(Dataset rows)
--*--

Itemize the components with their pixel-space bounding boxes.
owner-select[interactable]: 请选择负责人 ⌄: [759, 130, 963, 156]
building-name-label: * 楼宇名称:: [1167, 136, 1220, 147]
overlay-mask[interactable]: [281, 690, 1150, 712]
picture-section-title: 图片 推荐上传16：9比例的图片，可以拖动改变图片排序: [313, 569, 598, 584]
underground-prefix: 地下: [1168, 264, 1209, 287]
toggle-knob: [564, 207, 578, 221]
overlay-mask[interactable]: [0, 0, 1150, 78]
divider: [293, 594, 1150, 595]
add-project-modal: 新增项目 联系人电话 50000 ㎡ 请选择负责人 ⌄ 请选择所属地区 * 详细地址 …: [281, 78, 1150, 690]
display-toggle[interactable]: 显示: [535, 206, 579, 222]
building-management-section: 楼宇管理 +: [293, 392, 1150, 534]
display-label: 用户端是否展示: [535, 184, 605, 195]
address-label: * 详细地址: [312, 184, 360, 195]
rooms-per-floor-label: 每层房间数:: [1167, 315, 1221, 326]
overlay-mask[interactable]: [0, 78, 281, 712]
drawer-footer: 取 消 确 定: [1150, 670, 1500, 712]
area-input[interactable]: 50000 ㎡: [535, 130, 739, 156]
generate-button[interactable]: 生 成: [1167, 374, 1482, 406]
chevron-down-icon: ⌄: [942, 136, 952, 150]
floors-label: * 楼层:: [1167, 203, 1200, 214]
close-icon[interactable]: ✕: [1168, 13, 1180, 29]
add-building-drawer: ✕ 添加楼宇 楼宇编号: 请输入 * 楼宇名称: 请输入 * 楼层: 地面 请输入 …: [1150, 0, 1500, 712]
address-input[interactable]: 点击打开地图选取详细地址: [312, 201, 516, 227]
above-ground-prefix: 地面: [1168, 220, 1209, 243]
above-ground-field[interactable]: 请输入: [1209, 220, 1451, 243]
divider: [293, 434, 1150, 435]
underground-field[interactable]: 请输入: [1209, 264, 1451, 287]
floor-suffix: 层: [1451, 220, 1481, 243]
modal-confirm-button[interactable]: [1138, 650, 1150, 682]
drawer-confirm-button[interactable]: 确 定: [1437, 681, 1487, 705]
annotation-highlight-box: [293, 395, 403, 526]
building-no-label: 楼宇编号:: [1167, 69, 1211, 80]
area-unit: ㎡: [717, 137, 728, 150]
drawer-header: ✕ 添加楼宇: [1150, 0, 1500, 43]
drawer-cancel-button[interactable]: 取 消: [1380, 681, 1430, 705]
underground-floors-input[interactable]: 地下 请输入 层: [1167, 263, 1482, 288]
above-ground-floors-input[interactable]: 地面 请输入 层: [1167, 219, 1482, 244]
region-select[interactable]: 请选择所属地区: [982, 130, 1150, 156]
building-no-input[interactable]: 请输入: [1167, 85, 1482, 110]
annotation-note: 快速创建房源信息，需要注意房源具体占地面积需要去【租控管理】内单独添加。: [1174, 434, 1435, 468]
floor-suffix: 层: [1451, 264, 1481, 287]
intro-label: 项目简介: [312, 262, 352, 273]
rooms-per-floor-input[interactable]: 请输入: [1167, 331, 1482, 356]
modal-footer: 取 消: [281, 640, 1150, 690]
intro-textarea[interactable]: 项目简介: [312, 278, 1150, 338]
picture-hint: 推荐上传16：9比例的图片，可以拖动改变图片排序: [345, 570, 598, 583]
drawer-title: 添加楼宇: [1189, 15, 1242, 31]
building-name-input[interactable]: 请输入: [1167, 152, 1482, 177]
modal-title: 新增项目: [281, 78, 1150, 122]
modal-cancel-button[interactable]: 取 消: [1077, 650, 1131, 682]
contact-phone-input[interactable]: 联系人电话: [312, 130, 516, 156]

--*--

**What to do**
Copy the items word for word, from the very first line through the line that contains "add-building-drawer: ✕ 添加楼宇", including that line.

**Solution**
Itemize the components with their pixel-space bounding boxes.
owner-select[interactable]: 请选择负责人 ⌄: [759, 130, 963, 156]
building-name-label: * 楼宇名称:: [1167, 136, 1220, 147]
overlay-mask[interactable]: [281, 690, 1150, 712]
picture-section-title: 图片 推荐上传16：9比例的图片，可以拖动改变图片排序: [313, 569, 598, 584]
underground-prefix: 地下: [1168, 264, 1209, 287]
toggle-knob: [564, 207, 578, 221]
overlay-mask[interactable]: [0, 0, 1150, 78]
divider: [293, 594, 1150, 595]
add-project-modal: 新增项目 联系人电话 50000 ㎡ 请选择负责人 ⌄ 请选择所属地区 * 详细地址 …: [281, 78, 1150, 690]
display-toggle[interactable]: 显示: [535, 206, 579, 222]
building-management-section: 楼宇管理 +: [293, 392, 1150, 534]
display-label: 用户端是否展示: [535, 184, 605, 195]
address-label: * 详细地址: [312, 184, 360, 195]
rooms-per-floor-label: 每层房间数:: [1167, 315, 1221, 326]
overlay-mask[interactable]: [0, 78, 281, 712]
drawer-footer: 取 消 确 定: [1150, 670, 1500, 712]
area-input[interactable]: 50000 ㎡: [535, 130, 739, 156]
generate-button[interactable]: 生 成: [1167, 374, 1482, 406]
chevron-down-icon: ⌄: [942, 136, 952, 150]
floors-label: * 楼层:: [1167, 203, 1200, 214]
close-icon[interactable]: ✕: [1168, 13, 1180, 29]
add-building-drawer: ✕ 添加楼宇 楼宇编号: 请输入 * 楼宇名称: 请输入 * 楼层: 地面 请输入 …: [1150, 0, 1500, 712]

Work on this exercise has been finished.